§ **GIVEN PROBLEM**
Tally every line of the listing where the string "Retour" is found, and state the total alone.

(Dataset items)
**********

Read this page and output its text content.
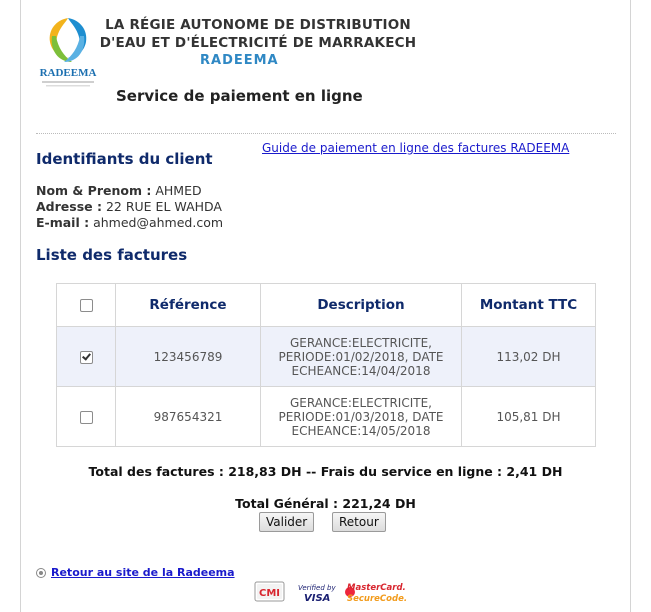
RADEEMA
LA RÉGIE AUTONOME DE DISTRIBUTION
D'EAU ET D'ÉLECTRICITÉ DE MARRAKECH
RADEEMA
Service de paiement en ligne
Guide de paiement en ligne des factures RADEEMA
Identifiants du client
Nom & Prenom : AHMED
Adresse : 22 RUE EL WAHDA
E-mail : ahmed@ahmed.com
Liste des factures
	Référence	Description	Montant TTC
	123456789	GERANCE:ELECTRICITE,
PERIODE:01/02/2018, DATE
ECHEANCE:14/04/2018	113,02 DH
	987654321	GERANCE:ELECTRICITE,
PERIODE:01/03/2018, DATE
ECHEANCE:14/05/2018	105,81 DH
Total des factures : 218,83 DH -- Frais du service en ligne : 2,41 DH
Total Général : 221,24 DH
Valider	Retour
Retour au site de la Radeema
CMI	Verified by
VISA
MasterCard.
SecureCode.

**********

§ **IN RESPONSE**
2